--- START ---

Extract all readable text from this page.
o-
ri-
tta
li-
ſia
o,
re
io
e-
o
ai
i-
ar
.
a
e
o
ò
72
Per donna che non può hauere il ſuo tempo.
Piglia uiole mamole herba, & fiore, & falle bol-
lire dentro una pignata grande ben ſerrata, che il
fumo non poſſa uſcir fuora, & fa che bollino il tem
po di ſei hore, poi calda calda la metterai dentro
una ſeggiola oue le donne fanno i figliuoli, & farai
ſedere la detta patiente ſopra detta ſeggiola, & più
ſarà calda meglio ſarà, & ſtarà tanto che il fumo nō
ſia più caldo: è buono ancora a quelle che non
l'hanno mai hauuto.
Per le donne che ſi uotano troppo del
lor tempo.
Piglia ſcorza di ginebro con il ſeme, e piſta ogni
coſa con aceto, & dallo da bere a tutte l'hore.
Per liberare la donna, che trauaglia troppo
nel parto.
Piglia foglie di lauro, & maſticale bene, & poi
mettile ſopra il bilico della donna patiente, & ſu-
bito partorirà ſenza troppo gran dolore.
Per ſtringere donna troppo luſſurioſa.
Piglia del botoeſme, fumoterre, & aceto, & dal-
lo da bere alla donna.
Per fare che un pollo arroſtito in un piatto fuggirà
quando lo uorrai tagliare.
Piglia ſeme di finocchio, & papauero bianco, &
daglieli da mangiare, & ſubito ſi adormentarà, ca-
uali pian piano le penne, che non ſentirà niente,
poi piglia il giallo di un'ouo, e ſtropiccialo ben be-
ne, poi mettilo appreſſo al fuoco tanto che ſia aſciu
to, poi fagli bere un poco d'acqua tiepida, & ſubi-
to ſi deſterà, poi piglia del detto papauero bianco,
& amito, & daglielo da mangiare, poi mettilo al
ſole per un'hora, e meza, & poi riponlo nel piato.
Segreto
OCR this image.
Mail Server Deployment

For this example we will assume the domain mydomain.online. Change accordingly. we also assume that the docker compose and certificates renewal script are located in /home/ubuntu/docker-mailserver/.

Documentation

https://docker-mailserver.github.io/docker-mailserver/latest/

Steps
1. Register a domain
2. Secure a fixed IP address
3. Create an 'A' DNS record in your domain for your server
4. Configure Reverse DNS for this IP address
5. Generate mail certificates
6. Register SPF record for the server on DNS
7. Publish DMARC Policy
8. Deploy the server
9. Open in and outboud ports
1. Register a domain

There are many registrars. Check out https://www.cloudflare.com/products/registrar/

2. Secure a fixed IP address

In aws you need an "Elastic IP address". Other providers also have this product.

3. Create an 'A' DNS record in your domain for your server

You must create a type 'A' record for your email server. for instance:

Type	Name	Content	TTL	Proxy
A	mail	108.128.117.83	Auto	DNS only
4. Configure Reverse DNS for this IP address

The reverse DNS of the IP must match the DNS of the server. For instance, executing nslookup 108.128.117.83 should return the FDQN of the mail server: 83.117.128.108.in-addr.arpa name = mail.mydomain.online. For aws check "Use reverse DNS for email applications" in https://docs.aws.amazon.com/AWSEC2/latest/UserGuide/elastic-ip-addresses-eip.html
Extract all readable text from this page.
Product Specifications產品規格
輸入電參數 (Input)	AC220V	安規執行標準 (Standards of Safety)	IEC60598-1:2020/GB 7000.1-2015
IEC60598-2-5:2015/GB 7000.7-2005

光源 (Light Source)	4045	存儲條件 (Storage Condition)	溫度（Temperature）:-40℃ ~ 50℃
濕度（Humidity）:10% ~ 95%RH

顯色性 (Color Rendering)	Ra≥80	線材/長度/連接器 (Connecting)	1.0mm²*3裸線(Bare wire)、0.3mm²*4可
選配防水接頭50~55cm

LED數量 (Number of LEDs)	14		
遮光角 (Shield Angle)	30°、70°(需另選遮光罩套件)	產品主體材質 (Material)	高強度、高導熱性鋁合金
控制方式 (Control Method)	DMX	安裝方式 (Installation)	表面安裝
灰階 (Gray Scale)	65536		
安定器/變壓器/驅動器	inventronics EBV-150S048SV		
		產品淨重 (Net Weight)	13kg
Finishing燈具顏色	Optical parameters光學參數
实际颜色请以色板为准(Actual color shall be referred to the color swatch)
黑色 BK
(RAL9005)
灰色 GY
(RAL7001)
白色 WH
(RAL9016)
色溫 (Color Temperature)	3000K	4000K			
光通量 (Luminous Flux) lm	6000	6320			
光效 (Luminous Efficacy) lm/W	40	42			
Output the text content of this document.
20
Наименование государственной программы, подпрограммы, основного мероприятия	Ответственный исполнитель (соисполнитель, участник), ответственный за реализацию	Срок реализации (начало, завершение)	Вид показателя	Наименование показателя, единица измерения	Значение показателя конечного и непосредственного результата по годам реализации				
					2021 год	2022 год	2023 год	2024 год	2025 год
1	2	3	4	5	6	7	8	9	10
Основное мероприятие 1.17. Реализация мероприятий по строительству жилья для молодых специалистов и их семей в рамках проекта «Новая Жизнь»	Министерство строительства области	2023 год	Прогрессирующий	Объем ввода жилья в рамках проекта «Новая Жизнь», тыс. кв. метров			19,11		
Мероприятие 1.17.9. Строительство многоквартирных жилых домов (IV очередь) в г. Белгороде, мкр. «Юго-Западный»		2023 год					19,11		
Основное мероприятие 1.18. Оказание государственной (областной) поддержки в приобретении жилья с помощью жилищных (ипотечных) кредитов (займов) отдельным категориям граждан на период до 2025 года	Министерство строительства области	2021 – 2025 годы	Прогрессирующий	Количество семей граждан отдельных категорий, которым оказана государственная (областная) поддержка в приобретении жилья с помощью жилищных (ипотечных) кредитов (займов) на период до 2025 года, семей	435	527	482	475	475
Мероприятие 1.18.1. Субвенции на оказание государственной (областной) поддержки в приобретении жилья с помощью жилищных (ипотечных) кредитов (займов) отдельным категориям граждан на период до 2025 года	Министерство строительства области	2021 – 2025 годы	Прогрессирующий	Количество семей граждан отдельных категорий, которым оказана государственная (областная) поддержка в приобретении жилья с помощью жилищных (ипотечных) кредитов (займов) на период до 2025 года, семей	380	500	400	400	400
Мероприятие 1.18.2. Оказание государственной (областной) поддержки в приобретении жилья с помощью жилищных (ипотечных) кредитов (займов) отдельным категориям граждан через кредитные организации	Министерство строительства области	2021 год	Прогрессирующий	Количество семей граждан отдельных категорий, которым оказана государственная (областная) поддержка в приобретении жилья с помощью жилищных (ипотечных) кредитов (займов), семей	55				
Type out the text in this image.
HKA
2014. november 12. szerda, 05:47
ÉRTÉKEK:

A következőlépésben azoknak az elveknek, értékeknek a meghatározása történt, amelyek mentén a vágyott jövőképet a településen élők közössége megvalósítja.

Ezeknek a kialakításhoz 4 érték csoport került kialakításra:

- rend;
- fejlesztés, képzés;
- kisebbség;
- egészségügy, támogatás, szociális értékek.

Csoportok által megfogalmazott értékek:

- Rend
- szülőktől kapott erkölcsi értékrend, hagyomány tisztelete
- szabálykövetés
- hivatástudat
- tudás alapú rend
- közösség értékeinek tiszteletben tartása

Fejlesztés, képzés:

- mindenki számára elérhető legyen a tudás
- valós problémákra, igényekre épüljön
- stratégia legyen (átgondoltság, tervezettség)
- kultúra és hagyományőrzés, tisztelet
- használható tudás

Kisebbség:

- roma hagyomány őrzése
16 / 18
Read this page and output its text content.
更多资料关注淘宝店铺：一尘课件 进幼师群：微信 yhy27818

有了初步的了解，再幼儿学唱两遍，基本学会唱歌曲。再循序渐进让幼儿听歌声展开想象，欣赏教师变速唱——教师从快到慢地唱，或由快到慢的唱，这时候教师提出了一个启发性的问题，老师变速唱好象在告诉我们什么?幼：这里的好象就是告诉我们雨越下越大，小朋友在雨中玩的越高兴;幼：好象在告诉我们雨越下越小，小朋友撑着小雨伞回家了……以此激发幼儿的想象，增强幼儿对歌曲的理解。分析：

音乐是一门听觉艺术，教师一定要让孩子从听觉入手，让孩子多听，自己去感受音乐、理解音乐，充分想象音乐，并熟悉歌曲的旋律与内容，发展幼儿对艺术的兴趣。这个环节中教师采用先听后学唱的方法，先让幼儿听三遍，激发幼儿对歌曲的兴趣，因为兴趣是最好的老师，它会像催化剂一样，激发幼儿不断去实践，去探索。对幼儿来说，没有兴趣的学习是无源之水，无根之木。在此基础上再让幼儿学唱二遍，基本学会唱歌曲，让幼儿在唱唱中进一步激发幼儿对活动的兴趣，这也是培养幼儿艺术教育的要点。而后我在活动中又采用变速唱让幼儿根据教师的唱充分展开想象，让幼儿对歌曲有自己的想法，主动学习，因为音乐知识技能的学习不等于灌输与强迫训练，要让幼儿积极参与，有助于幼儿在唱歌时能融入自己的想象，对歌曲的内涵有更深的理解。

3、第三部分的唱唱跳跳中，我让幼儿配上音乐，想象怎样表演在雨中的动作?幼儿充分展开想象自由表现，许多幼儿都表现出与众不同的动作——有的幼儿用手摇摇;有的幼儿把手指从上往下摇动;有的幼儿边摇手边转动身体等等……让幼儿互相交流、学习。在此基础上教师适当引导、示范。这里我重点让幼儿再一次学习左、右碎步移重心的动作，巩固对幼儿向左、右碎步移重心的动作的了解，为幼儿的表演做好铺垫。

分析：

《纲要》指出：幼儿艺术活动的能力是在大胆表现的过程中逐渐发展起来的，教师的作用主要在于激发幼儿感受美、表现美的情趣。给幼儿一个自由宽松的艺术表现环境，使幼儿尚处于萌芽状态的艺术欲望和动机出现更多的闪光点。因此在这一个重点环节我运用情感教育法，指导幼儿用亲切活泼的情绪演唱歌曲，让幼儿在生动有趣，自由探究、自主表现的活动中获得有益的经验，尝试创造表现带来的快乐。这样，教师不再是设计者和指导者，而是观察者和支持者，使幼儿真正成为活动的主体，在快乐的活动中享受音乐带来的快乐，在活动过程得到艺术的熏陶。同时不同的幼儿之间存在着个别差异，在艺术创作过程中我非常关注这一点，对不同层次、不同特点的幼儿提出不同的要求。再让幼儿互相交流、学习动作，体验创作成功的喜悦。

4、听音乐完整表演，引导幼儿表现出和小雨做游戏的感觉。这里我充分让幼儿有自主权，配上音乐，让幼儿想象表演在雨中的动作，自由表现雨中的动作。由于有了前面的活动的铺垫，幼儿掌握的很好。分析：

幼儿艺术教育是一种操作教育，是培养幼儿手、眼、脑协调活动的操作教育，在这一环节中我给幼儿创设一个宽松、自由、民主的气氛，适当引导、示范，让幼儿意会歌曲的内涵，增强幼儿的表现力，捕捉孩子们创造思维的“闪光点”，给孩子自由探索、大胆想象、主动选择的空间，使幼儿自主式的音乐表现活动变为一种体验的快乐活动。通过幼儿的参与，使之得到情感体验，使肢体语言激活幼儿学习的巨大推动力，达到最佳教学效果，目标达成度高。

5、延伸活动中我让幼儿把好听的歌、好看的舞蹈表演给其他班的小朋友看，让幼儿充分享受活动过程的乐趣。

--- END ---

EXERCISE AIM:
Extract every line containing the string "aceto" from the data above.

WRITTEN REPLY:
coſa con aceto, & dallo da bere a tutte l'hore.
Piglia del botoeſme, fumoterre, & aceto, & dal-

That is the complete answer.